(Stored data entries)
------------------------------------
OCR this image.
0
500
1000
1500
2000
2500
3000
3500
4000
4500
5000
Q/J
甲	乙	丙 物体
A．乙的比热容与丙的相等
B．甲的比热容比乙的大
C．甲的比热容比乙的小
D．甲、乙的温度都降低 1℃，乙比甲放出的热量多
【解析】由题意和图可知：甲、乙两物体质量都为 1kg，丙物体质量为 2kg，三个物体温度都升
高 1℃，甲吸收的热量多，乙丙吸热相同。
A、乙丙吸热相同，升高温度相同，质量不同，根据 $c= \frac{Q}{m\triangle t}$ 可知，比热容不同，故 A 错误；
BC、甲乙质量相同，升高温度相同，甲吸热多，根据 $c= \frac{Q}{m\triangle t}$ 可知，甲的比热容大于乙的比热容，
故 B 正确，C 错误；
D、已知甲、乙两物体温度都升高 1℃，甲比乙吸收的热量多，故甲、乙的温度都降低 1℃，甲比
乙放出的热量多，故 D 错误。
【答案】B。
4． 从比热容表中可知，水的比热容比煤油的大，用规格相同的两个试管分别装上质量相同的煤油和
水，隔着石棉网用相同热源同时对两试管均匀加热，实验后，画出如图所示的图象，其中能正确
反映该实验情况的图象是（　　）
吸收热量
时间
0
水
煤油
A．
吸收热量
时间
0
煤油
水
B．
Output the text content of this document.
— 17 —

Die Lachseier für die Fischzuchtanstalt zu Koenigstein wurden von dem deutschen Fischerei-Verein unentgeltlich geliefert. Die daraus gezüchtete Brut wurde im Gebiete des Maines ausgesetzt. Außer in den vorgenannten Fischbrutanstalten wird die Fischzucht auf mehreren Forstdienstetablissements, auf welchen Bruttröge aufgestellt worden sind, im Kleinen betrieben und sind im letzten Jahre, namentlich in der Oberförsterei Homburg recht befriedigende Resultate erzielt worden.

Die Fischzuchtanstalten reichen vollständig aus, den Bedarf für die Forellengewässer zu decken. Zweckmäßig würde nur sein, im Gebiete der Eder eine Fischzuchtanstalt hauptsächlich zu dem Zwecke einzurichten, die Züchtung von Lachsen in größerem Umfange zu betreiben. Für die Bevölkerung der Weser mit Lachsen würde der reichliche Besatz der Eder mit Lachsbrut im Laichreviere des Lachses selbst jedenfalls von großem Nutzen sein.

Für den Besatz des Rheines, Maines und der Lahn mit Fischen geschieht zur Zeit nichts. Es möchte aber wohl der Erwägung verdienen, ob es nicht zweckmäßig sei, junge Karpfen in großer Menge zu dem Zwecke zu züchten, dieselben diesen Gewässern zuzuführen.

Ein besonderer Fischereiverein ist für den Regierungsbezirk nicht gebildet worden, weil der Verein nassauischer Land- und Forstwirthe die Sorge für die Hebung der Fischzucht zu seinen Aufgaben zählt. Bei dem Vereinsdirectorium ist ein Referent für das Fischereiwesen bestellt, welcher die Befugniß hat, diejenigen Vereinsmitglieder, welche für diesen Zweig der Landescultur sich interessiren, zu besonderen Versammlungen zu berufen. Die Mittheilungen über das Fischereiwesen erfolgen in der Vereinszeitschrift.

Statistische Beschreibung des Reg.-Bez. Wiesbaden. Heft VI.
------------------------------------
Tell how many lines in the material above include the word "升高温度相同", giving the number only.

2